Then, the completeness of a specific entity “a” (camera position, orientation, focal length, and vision time) is defined as the number of visible 3D geometric objects (Equation (10)):

|F(a)|.

(10)

Due to the magnitude and complexity of virtual 3D city models, the completeness of “a” can be less than the total number of 3D geometric objects returned by the query. To solve this issue, several solutions are feasible, such as the application of static visual variables (e.g., transparency), enhancement techniques (e.g., outlining technique), and viewport variations. However, if these options are not feasible, the completeness can be improved with a motion which seeks to display the missing information. Mathematically, the motion is defined as the addition of two (or more) entities of A and its completeness (Equation (11)) as the sum of each entity completeness, from which we subtract the completeness of the intersections (two by two).

|F(a₁)| + |F(a₂)| − |F(a₁) ∩ F(a₂)| > |F(a₁)|, |F(a₂)|.

(11)

Function G (Equation (12)) aims to connect collection A to collection C, meaning that an entity “a” is associated to a part of C (targeted purposes). For instance, a low-angle shot may imply a scale perception.

$$\mathrm{G}:\mathrm{A}\to \mathrm{P}\left(\mathrm{C}\right):\mathrm{a}\mapsto \{\mathrm{c}\in \mathrm{C}:\mathrm{a}\to \mathrm{c}\}.$$

(12)

**GIVEN RECORDS**
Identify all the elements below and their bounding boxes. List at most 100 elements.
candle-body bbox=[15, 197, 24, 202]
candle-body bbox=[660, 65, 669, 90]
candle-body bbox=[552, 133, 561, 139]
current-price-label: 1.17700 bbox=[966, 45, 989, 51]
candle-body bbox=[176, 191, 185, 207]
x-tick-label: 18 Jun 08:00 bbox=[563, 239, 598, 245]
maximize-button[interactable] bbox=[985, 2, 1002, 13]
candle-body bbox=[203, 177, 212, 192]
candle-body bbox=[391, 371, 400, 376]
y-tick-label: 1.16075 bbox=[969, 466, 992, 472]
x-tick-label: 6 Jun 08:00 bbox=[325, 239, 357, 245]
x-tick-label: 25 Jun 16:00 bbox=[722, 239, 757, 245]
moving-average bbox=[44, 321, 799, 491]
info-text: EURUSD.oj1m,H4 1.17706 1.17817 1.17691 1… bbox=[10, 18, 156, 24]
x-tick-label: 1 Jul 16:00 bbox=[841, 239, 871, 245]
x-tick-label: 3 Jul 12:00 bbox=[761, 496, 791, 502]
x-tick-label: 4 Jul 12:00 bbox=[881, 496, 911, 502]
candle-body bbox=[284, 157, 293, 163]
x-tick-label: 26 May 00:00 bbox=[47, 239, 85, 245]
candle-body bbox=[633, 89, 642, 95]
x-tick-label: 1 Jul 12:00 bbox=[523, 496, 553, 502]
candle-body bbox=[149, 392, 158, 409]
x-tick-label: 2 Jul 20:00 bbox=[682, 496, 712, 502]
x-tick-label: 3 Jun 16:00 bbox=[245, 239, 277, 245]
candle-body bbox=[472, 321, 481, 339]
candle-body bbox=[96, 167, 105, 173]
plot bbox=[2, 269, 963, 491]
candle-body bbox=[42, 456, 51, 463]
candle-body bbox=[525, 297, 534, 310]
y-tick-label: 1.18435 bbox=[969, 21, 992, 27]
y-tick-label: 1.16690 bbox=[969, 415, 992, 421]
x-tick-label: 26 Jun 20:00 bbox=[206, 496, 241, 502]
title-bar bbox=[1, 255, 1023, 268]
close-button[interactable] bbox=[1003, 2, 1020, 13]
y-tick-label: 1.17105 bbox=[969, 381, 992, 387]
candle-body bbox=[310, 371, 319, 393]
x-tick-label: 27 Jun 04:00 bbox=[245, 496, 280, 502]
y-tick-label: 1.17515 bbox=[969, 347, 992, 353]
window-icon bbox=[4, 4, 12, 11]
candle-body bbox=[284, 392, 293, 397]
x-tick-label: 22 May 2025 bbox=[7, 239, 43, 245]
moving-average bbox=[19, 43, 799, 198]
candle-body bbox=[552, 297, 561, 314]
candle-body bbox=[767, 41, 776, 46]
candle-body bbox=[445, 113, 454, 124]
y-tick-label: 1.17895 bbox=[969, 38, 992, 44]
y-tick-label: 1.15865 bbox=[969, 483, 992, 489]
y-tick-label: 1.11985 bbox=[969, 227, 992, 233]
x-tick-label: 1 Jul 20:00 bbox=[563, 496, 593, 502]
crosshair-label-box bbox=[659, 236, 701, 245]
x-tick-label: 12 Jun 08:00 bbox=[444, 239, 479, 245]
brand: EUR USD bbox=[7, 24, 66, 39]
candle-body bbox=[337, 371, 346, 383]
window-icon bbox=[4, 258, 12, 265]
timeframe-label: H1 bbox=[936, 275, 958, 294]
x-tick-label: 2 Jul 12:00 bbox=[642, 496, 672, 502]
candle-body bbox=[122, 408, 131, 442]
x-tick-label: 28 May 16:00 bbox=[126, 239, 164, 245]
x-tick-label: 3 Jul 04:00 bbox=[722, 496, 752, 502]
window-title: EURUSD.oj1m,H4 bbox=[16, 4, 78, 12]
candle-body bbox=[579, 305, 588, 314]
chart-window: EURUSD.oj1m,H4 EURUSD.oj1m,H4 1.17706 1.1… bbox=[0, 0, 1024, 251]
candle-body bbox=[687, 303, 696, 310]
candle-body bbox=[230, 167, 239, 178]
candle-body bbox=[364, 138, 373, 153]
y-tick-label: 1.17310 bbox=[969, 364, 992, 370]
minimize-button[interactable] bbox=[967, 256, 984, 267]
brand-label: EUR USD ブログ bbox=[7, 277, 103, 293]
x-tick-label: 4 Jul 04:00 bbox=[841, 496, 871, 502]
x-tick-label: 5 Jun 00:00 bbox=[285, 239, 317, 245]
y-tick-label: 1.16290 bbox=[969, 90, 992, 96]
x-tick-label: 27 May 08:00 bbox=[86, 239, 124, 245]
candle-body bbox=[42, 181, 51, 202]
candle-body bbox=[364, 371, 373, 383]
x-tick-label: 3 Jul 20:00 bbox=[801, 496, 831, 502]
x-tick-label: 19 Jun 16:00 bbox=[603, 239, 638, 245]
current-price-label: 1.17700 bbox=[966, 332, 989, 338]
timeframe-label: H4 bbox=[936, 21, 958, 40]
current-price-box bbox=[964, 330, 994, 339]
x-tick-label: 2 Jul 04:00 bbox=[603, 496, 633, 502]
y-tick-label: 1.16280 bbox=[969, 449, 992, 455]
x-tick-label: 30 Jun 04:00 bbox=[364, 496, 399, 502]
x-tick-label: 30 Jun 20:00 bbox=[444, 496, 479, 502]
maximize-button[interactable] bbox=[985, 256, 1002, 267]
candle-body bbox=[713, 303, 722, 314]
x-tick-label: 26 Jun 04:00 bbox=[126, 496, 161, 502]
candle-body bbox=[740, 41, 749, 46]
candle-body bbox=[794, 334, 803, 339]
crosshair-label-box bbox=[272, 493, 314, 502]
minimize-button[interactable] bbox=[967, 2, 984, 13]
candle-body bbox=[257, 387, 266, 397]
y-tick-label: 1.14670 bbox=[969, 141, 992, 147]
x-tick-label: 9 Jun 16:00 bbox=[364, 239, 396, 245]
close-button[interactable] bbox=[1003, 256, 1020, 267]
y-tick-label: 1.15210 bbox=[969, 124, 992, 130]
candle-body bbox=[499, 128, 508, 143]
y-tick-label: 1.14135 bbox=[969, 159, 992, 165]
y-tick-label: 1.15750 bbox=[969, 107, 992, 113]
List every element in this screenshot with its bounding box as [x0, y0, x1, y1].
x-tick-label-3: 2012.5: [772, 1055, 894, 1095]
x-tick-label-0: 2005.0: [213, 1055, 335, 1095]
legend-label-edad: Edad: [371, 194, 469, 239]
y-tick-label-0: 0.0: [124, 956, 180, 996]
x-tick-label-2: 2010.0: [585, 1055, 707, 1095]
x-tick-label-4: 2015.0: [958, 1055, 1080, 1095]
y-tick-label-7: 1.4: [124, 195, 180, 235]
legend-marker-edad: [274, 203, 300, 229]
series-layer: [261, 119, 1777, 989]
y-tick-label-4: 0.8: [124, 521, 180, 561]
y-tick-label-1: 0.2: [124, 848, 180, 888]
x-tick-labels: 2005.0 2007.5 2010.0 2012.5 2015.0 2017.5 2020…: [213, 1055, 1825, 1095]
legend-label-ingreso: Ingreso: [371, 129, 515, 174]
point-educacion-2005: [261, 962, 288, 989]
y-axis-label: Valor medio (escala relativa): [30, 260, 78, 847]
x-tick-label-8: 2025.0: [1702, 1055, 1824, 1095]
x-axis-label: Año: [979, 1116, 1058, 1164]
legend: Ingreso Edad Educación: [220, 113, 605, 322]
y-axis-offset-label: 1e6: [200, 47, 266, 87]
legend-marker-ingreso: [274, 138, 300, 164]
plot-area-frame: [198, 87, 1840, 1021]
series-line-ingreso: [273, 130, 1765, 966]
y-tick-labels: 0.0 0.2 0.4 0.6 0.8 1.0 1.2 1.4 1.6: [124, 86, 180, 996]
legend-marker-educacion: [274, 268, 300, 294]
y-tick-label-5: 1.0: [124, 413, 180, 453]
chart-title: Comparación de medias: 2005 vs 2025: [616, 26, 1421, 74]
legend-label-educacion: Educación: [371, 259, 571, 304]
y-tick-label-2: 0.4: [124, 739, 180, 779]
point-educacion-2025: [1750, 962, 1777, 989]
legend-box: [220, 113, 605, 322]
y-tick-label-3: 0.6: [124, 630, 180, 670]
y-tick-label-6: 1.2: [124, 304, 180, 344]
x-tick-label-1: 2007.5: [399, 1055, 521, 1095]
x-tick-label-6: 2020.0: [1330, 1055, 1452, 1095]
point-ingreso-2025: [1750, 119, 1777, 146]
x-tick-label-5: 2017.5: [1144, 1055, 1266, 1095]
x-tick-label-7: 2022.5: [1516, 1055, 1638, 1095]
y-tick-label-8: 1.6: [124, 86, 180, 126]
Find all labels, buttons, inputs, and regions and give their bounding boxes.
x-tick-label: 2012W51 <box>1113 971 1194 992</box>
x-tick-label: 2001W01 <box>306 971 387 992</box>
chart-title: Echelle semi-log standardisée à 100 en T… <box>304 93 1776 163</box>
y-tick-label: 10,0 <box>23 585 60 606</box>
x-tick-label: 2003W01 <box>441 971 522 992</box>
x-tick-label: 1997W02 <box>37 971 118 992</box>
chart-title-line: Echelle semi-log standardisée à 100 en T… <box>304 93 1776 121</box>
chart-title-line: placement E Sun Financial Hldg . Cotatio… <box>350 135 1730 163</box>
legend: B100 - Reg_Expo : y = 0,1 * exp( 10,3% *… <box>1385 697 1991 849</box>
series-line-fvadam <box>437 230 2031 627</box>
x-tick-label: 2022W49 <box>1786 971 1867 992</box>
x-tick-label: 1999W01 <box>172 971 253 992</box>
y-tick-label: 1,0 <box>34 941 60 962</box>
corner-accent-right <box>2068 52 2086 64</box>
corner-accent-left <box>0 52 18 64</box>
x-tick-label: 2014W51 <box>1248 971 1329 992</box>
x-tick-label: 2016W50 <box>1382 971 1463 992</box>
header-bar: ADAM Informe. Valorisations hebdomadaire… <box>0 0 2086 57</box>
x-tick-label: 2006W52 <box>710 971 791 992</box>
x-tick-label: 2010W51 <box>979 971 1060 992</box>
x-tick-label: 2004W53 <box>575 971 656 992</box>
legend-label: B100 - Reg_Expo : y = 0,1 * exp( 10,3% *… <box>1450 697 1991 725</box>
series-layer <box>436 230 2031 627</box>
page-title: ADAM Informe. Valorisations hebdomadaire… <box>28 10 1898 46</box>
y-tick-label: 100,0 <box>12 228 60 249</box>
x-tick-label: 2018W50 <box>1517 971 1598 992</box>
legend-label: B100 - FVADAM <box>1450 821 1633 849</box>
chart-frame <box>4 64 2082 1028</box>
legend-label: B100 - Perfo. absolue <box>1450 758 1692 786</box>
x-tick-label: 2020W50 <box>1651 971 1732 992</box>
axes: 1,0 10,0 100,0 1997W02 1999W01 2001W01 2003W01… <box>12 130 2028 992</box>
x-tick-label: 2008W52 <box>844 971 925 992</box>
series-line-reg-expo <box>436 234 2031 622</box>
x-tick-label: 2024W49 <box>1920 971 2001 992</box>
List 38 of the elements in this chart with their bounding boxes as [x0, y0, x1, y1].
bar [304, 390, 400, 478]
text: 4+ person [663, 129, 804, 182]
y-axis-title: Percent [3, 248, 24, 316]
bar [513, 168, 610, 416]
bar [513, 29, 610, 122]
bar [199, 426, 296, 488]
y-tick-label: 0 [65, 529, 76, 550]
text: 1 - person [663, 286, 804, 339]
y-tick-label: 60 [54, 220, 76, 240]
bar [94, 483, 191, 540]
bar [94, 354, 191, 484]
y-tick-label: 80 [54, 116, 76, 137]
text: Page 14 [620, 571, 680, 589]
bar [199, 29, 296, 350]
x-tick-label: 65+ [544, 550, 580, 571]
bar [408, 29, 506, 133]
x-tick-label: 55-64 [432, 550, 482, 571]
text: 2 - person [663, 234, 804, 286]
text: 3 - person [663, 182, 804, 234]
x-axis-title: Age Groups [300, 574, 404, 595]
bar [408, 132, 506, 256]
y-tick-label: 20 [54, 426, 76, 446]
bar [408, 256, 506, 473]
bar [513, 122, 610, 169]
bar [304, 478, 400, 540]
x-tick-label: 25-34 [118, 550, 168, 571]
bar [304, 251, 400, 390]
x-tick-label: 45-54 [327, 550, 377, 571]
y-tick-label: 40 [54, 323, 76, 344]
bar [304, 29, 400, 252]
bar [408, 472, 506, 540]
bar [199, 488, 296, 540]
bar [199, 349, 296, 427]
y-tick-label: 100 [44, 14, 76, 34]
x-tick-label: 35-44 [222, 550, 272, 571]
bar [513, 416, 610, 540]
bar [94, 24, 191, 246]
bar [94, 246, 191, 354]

**WHAT YOU NEED TO DO**
1: In the passage on 3D city model visualization, what four things make up a specific entity "a"?
2: Extend the passage on 3D city model visualization, starting after Equation (12).
You won't need the lines for any of this.

**ANSWERS BY TASK**
1: camera position, orientation, focal length, vision time

2:
3.2.3. Geometry- and Attribute-Related Function

Function H (Equation (13)) aims to link collection B to collection C. However, this connection requires the involvement of collection A, since the targeted purpose(s) of any entity “b” implies at least the visibility of this entity. Function H means that a combination of an entity “a” and an entity “b₁” or a set of entities “b_n” is associated to a part of C. For instance, hue is selective and associative; transparency solves occlusion issues; a dilapidated city perception may require the combination of several visualization techniques, such as the simultaneous application of haze (3D environment setting) and damaged facade materials (static retinal variable).

$${\mathrm{H}}_{\mathrm{n}}:\mathrm{A}\times {\mathrm{B}}^{\mathrm{n}}\to \mathrm{P}\left(\mathrm{C}\right):(\mathrm{a},{\mathrm{b}}_1,\dots ,\mathrm{b}\mathrm{n})\mapsto \{\mathrm{c}\in \mathrm{C}:(\mathrm{a},{\mathrm{b}}_1,\dots ,\mathrm{b}\mathrm{n})\to \mathrm{c}\},$$

(13)

with

$$\mathrm{n}\in \mathbb{N}.$$

3.2.4. Attribute-Related Functions

The following functions aim to determine the interactions occurring between entities of collections B and C.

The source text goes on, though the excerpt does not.